═══ SOURCE
Summarize this for us.

SIMMONS:

The really quick and dirty summary is that Chevron required judges to respect the decisions of agencies when they decided how to regulate something, and Loper Bright overturned that. And so it was a power grab by judges away from agencies so that judges decide how clean the air should be or how clean the water should be instead of scientists at these agencies.

GREACEN:

Corner post, meanwhile, the court said your injury determines when you can start challenging an existing regulation. So even if a regulation's been on the books for 40 years, if you claim a new injury because you just started a business and you think this regulation sucks, you can challenge it anew, which seems like an invitation to go after every regulation in the world.

WHEELER:

Oh, we, we have now exposed a significant portion of regulations of rule makings by the federal government to potential challenge, and these cases will be heard by a more conservative judiciary because we've had appointments made by judges approved by a list from the federal society. So that alone should be distressing enough. And now we have a slew of executive orders coming in on top of this remaking of the rules of the game in our article three courts and our judiciary. Yeah.

GREACEN:

Let's talk for a minute about the nature of not only these executive orders, but the flood of executive orders that Trump has issued in the second. Sure. Go for it, Scott. I think the first thing to note is simply that Trump is systematically asserting power that the president does not, in fact, possess under the Constitution. As Jared Huffman said in Fortuna this past Saturday, these are imperial edicts, not executive orders. These are assertions of a power in the White House to make law, and as we all know, Congress makes law. You can't just say this is how it's going to be. For example, in one of the more notoriously, hilariously weird of these executive orders, the shower pressure, the water pressure executive order, Trump actually asserts that the Administrative Procedures Act no longer applies, that there's no notice and comment necessary on this change because I say this is how it's going to be. That's going to be the outcome, so you don't need to do notice and comment.

WHEELER:

Oh, well, so we have a slew of executive orders and the number of executive orders and proclamations and memorandum and other legal opinions coming out of the executive branch is, is huge. And, and there have been many legal scholars had have said that there's a strategy behind this, which is just to overwhelm and to flood the field so that it becomes more difficult for people to react, to file the lawsuit, to go in and challenge them in court, to just, if you take a lot of wild shots, sometimes some will go in and you'll make progress just by playing, playing the odds, playing your numbers that a lot of these things are poorly supported and probably unconstitutional, but it might not matter. That's not really the point. It's trying to operate within the ordinary bounds of the law.
══════
> **TASK TO CARRY OUT**:
Answer these questions about the discussion:
1. According to Simmons, what did Chevron require judges to do?
2. Under Corner Post, what did the court say determines when you can start challenging an existing regulation?
3. Which executive order does Greacen call one of the more notoriously, hilariously weird ones?
The rows are not needed here.
═══ RAW RECORDS
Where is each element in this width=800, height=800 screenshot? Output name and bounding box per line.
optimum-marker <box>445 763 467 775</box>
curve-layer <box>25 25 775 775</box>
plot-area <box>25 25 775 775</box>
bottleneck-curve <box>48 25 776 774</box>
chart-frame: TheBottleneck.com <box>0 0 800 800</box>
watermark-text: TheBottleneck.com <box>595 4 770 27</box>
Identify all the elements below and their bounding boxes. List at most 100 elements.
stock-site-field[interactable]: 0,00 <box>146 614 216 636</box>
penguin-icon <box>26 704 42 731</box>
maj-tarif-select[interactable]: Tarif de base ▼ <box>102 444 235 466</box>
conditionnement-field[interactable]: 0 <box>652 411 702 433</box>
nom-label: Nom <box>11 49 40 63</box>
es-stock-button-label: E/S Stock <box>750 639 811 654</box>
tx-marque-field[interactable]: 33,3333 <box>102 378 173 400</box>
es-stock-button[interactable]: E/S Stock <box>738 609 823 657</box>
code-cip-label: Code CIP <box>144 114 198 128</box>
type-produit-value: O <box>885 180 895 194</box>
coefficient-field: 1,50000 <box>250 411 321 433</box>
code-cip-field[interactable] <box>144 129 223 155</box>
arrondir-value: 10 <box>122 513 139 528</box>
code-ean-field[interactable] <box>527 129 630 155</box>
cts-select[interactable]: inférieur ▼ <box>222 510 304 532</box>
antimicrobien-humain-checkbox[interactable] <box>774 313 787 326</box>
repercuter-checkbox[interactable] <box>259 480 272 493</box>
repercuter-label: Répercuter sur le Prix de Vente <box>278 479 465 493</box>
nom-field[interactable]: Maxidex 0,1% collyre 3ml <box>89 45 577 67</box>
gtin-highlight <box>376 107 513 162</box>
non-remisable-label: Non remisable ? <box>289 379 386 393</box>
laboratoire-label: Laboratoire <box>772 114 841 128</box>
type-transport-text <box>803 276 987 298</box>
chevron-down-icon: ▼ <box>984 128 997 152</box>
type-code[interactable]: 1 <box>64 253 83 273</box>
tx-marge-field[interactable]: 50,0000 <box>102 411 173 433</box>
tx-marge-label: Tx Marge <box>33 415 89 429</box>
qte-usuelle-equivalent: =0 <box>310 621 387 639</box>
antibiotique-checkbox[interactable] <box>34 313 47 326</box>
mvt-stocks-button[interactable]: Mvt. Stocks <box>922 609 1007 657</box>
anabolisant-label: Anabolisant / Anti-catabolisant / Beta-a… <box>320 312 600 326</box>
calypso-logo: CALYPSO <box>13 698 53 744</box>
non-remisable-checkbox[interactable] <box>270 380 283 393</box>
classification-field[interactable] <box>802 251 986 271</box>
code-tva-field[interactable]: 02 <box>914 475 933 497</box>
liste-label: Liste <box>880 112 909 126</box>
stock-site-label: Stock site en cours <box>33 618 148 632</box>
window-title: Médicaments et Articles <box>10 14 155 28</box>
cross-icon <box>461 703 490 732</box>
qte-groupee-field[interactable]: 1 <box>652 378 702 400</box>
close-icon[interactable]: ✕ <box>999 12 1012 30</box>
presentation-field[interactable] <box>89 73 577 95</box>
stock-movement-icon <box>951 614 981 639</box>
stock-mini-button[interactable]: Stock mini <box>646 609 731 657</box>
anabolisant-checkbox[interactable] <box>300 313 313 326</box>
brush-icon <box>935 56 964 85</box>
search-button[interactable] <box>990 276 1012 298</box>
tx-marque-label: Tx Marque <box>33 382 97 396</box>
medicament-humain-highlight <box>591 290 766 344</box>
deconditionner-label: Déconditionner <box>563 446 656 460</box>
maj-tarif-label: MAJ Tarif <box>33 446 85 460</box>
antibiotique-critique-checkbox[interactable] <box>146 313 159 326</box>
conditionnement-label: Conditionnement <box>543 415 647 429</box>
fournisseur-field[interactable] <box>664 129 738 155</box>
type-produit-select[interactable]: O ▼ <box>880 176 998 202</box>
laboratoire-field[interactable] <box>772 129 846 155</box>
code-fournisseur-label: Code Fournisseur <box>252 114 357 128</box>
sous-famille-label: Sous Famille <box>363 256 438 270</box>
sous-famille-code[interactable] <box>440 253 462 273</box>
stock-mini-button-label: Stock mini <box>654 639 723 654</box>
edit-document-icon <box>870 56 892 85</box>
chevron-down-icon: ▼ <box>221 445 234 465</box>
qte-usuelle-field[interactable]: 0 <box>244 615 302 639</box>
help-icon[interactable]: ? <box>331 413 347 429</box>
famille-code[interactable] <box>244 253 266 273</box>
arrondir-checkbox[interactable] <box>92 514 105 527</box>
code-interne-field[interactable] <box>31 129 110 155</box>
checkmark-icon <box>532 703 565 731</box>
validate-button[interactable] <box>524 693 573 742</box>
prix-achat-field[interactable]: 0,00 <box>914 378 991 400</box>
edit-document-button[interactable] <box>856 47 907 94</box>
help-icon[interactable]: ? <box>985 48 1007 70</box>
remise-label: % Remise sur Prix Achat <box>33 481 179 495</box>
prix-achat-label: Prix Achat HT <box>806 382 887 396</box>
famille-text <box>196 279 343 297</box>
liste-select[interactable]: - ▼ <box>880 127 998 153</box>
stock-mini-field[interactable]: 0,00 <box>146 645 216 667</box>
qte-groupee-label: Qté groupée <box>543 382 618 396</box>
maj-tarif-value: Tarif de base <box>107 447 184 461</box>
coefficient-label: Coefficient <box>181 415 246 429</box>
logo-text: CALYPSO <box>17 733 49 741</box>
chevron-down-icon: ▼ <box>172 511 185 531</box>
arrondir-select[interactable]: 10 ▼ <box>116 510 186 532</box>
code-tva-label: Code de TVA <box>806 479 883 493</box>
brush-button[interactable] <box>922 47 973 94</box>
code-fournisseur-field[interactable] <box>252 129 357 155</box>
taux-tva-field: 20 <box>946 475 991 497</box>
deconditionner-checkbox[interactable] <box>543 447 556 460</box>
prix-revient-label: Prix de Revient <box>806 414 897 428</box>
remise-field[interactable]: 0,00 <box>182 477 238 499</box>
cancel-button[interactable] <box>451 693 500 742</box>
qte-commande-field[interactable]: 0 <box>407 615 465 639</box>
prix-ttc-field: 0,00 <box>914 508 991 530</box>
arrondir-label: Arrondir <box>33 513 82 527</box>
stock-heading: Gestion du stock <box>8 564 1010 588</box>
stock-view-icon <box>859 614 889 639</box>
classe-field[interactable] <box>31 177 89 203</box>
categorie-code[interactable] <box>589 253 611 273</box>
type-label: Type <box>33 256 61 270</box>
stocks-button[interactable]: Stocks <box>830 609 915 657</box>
══════
> **ANSWER TO THIS PROBLEM**:
1. Chevron required judges to respect the decisions of agencies when they decided how to regulate something.
2. Your injury determines when you can start challenging an existing regulation.
3. The shower pressure, or water pressure, executive order.